— Begin —

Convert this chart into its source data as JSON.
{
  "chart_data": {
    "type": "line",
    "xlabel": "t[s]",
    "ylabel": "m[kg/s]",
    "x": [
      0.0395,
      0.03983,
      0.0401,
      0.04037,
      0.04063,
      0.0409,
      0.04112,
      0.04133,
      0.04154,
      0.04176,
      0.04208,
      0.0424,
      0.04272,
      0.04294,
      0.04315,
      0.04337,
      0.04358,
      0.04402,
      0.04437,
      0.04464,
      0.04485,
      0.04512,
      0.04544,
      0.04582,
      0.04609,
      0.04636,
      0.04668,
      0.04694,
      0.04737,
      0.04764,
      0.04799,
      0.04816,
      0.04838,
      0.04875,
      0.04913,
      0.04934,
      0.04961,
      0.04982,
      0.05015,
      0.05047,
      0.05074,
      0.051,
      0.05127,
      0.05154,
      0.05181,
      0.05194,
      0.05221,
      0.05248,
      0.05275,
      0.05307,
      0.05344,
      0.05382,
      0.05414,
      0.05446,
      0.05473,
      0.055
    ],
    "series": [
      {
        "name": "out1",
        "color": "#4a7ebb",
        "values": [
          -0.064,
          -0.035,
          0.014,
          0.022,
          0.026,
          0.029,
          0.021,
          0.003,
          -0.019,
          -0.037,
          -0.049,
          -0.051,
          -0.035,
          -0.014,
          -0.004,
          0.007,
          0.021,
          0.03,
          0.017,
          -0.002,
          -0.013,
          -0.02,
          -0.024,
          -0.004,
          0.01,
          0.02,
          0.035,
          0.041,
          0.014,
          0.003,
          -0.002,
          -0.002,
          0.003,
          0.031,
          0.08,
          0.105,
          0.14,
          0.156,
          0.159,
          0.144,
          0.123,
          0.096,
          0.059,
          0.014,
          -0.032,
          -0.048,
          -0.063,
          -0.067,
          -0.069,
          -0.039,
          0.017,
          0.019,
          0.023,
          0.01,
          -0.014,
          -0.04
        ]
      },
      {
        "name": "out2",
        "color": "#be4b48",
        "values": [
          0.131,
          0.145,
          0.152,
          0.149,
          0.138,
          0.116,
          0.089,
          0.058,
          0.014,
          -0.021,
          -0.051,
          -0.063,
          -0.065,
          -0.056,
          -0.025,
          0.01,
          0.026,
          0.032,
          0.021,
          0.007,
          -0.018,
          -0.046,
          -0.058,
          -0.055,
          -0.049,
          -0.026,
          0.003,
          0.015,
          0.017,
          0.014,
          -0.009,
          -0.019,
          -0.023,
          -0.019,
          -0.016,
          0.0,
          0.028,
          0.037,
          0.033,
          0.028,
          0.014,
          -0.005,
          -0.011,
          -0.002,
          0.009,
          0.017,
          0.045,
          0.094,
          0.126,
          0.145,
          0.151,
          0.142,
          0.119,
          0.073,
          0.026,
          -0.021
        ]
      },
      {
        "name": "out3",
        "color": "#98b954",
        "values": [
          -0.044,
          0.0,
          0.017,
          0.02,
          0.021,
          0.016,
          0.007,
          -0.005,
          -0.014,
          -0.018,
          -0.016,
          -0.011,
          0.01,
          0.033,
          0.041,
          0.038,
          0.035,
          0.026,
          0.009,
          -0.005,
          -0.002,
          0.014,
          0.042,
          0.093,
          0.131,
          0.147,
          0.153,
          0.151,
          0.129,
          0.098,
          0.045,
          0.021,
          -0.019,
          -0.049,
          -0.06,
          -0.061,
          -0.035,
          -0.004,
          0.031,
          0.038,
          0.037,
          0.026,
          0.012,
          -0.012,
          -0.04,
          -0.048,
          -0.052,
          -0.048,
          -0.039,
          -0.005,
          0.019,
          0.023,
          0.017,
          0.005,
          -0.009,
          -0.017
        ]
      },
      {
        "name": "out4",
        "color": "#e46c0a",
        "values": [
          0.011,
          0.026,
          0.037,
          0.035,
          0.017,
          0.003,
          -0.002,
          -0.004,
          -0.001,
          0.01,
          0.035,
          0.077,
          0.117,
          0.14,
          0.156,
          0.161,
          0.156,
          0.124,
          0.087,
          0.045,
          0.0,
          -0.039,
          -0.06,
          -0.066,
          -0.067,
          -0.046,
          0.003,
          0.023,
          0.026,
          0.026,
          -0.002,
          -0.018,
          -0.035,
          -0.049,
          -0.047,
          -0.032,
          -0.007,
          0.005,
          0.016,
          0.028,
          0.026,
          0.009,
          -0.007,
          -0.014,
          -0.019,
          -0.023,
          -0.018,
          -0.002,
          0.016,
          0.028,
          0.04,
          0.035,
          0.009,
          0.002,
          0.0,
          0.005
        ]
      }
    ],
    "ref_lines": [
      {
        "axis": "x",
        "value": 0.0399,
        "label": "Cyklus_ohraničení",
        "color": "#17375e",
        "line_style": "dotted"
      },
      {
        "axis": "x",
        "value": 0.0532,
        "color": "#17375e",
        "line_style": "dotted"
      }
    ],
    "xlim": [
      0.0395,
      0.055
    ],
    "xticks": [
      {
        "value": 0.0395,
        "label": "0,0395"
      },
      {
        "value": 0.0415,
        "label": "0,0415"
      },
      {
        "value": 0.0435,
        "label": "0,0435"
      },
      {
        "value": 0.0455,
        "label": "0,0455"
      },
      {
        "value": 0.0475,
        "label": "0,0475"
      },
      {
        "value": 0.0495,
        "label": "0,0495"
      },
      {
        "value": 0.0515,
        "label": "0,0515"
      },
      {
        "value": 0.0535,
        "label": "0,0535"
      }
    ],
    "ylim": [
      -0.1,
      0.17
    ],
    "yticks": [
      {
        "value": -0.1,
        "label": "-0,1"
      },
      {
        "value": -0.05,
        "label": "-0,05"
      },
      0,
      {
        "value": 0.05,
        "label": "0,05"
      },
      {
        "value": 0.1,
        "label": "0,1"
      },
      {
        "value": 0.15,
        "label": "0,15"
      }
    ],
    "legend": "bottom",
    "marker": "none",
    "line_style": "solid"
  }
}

— End —

■ Your task: Nothing should be changed: write out all of the data as is.

■ Answer to the exercise:
Convert this chart into its source data as JSON.
{
  "chart_data": {
    "type": "line",
    "xlabel": "t[s]",
    "ylabel": "m[kg/s]",
    "x": [
      0.0395,
      0.03983,
      0.0401,
      0.04037,
      0.04063,
      0.0409,
      0.04112,
      0.04133,
      0.04154,
      0.04176,
      0.04208,
      0.0424,
      0.04272,
      0.04294,
      0.04315,
      0.04337,
      0.04358,
      0.04402,
      0.04437,
      0.04464,
      0.04485,
      0.04512,
      0.04544,
      0.04582,
      0.04609,
      0.04636,
      0.04668,
      0.04694,
      0.04737,
      0.04764,
      0.04799,
      0.04816,
      0.04838,
      0.04875,
      0.04913,
      0.04934,
      0.04961,
      0.04982,
      0.05015,
      0.05047,
      0.05074,
      0.051,
      0.05127,
      0.05154,
      0.05181,
      0.05194,
      0.05221,
      0.05248,
      0.05275,
      0.05307,
      0.05344,
      0.05382,
      0.05414,
      0.05446,
      0.05473,
      0.055
    ],
    "series": [
      {
        "name": "out1",
        "color": "#4a7ebb",
        "values": [
          -0.064,
          -0.035,
          0.014,
          0.022,
          0.026,
          0.029,
          0.021,
          0.003,
          -0.019,
          -0.037,
          -0.049,
          -0.051,
          -0.035,
          -0.014,
          -0.004,
          0.007,
          0.021,
          0.03,
          0.017,
          -0.002,
          -0.013,
          -0.02,
          -0.024,
          -0.004,
          0.01,
          0.02,
          0.035,
          0.041,
          0.014,
          0.003,
          -0.002,
          -0.002,
          0.003,
          0.031,
          0.08,
          0.105,
          0.14,
          0.156,
          0.159,
          0.144,
          0.123,
          0.096,
          0.059,
          0.014,
          -0.032,
          -0.048,
          -0.063,
          -0.067,
          -0.069,
          -0.039,
          0.017,
          0.019,
          0.023,
          0.01,
          -0.014,
          -0.04
        ]
      },
      {
        "name": "out2",
        "color": "#be4b48",
        "values": [
          0.131,
          0.145,
          0.152,
          0.149,
          0.138,
          0.116,
          0.089,
          0.058,
          0.014,
          -0.021,
          -0.051,
          -0.063,
          -0.065,
          -0.056,
          -0.025,
          0.01,
          0.026,
          0.032,
          0.021,
          0.007,
          -0.018,
          -0.046,
          -0.058,
          -0.055,
          -0.049,
          -0.026,
          0.003,
          0.015,
          0.017,
          0.014,
          -0.009,
          -0.019,
          -0.023,
          -0.019,
          -0.016,
          0.0,
          0.028,
          0.037,
          0.033,
          0.028,
          0.014,
          -0.005,
          -0.011,
          -0.002,
          0.009,
          0.017,
          0.045,
          0.094,
          0.126,
          0.145,
          0.151,
          0.142,
          0.119,
          0.073,
          0.026,
          -0.021
        ]
      },
      {
        "name": "out3",
        "color": "#98b954",
        "values": [
          -0.044,
          0.0,
          0.017,
          0.02,
          0.021,
          0.016,
          0.007,
          -0.005,
          -0.014,
          -0.018,
          -0.016,
          -0.011,
          0.01,
          0.033,
          0.041,
          0.038,
          0.035,
          0.026,
          0.009,
          -0.005,
          -0.002,
          0.014,
          0.042,
          0.093,
          0.131,
          0.147,
          0.153,
          0.151,
          0.129,
          0.098,
          0.045,
          0.021,
          -0.019,
          -0.049,
          -0.06,
          -0.061,
          -0.035,
          -0.004,
          0.031,
          0.038,
          0.037,
          0.026,
          0.012,
          -0.012,
          -0.04,
          -0.048,
          -0.052,
          -0.048,
          -0.039,
          -0.005,
          0.019,
          0.023,
          0.017,
          0.005,
          -0.009,
          -0.017
        ]
      },
      {
        "name": "out4",
        "color": "#e46c0a",
        "values": [
          0.011,
          0.026,
          0.037,
          0.035,
          0.017,
          0.003,
          -0.002,
          -0.004,
          -0.001,
          0.01,
          0.035,
          0.077,
          0.117,
          0.14,
          0.156,
          0.161,
          0.156,
          0.124,
          0.087,
          0.045,
          0.0,
          -0.039,
          -0.06,
          -0.066,
          -0.067,
          -0.046,
          0.003,
          0.023,
          0.026,
          0.026,
          -0.002,
          -0.018,
          -0.035,
          -0.049,
          -0.047,
          -0.032,
          -0.007,
          0.005,
          0.016,
          0.028,
          0.026,
          0.009,
          -0.007,
          -0.014,
          -0.019,
          -0.023,
          -0.018,
          -0.002,
          0.016,
          0.028,
          0.04,
          0.035,
          0.009,
          0.002,
          0.0,
          0.005
        ]
      }
    ],
    "ref_lines": [
      {
        "axis": "x",
        "value": 0.0399,
        "label": "Cyklus_ohraničení",
        "color": "#17375e",
        "line_style": "dotted"
      },
      {
        "axis": "x",
        "value": 0.0532,
        "color": "#17375e",
        "line_style": "dotted"
      }
    ],
    "xlim": [
      0.0395,
      0.055
    ],
    "xticks": [
      {
        "value": 0.0395,
        "label": "0,0395"
      },
      {
        "value": 0.0415,
        "label": "0,0415"
      },
      {
        "value": 0.0435,
        "label": "0,0435"
      },
      {
        "value": 0.0455,
        "label": "0,0455"
      },
      {
        "value": 0.0475,
        "label": "0,0475"
      },
      {
        "value": 0.0495,
        "label": "0,0495"
      },
      {
        "value": 0.0515,
        "label": "0,0515"
      },
      {
        "value": 0.0535,
        "label": "0,0535"
      }
    ],
    "ylim": [
      -0.1,
      0.17
    ],
    "yticks": [
      {
        "value": -0.1,
        "label": "-0,1"
      },
      {
        "value": -0.05,
        "label": "-0,05"
      },
      0,
      {
        "value": 0.05,
        "label": "0,05"
      },
      {
        "value": 0.1,
        "label": "0,1"
      },
      {
        "value": 0.15,
        "label": "0,15"
      }
    ],
    "legend": "bottom",
    "marker": "none",
    "line_style": "solid"
  }
}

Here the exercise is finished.